Written request
Where a line contains the word "this", copy that line in full.

Source material

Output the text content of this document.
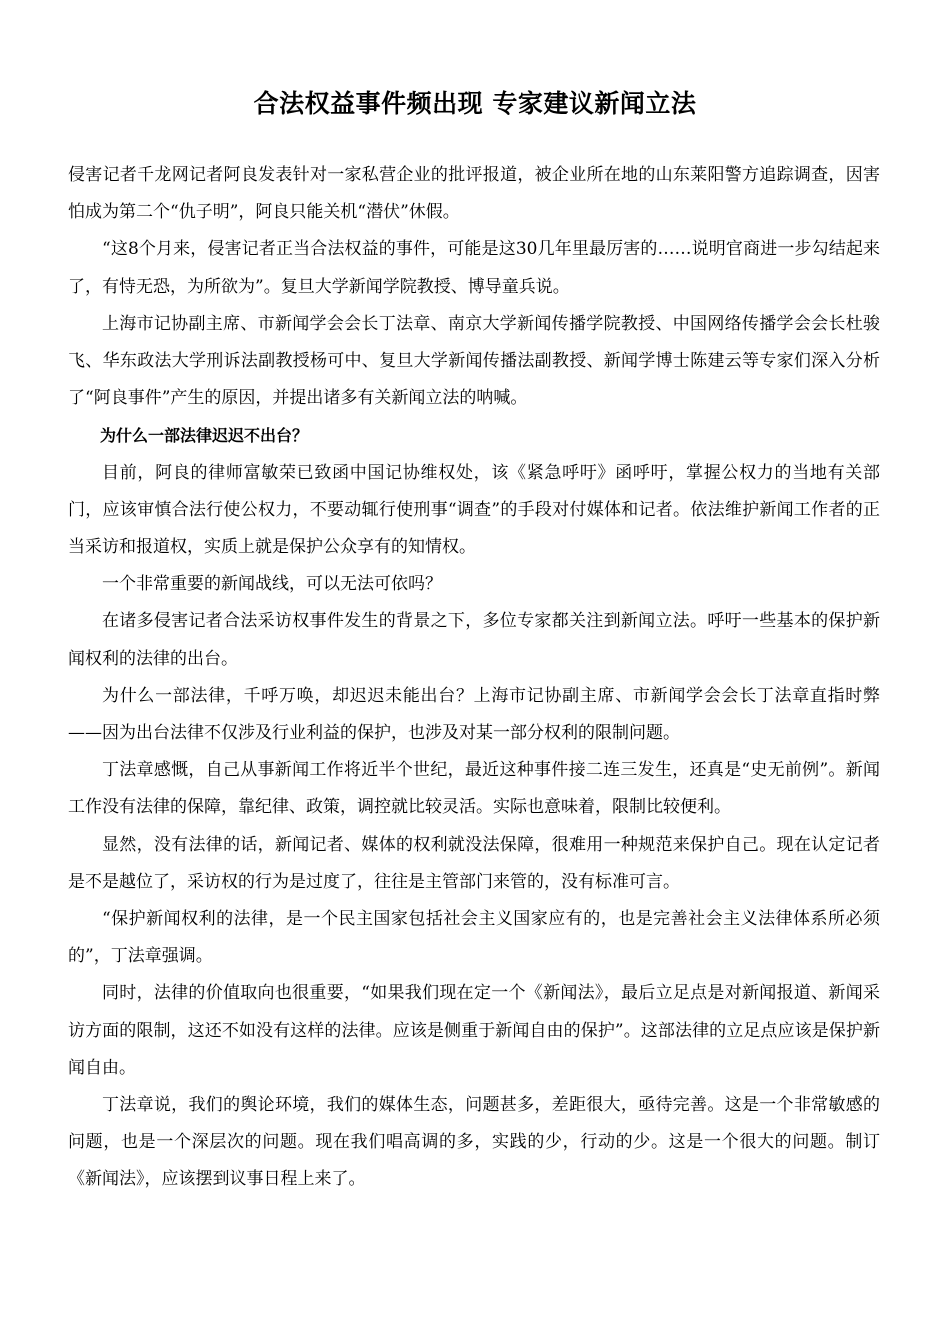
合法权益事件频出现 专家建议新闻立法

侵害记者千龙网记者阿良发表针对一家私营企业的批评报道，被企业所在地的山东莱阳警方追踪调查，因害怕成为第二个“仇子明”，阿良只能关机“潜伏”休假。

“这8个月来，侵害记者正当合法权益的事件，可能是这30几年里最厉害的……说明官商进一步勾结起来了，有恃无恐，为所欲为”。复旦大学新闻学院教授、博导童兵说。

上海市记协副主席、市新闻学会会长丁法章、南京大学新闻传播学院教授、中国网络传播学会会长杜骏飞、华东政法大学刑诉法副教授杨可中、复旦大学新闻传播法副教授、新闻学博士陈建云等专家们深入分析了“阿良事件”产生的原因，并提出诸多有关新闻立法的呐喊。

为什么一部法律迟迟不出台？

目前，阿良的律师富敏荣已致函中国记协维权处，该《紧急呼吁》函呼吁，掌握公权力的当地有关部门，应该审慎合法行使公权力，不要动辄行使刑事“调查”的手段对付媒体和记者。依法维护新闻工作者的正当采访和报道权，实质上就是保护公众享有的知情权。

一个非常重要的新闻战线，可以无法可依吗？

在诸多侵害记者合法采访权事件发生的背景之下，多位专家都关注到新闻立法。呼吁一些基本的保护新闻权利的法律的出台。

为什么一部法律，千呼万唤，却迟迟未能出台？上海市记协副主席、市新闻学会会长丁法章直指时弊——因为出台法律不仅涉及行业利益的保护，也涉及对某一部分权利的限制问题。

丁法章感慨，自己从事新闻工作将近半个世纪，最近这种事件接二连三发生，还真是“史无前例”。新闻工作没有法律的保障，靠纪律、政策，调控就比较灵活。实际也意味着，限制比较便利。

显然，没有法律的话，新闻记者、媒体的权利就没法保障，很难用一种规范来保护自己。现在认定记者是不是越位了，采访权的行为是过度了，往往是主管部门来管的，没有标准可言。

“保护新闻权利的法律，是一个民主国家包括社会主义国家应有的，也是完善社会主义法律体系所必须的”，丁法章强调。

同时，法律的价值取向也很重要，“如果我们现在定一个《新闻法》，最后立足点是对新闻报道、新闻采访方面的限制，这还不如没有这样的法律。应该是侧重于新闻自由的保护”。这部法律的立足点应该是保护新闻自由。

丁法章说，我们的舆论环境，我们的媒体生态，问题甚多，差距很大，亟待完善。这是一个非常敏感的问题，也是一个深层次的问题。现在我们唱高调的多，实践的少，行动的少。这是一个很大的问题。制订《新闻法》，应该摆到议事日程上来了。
---
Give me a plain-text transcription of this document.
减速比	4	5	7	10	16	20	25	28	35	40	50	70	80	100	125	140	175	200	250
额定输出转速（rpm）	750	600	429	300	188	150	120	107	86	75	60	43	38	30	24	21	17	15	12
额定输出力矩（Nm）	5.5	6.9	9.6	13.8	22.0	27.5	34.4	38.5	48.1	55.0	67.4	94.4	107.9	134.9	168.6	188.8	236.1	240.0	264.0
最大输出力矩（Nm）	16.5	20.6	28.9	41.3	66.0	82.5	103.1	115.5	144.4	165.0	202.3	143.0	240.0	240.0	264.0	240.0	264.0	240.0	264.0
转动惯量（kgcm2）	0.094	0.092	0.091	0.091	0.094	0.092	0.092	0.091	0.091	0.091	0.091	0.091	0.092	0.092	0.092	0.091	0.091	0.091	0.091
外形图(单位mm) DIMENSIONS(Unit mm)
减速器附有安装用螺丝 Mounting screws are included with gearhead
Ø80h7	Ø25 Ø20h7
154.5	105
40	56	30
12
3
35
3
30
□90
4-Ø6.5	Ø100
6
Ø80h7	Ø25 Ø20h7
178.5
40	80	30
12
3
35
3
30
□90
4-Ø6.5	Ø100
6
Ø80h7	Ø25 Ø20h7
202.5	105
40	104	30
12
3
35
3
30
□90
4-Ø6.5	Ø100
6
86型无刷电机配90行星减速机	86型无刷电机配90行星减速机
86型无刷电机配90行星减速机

Solved exercise
Output the text content of this document.
Give me a plain-text transcription of this document.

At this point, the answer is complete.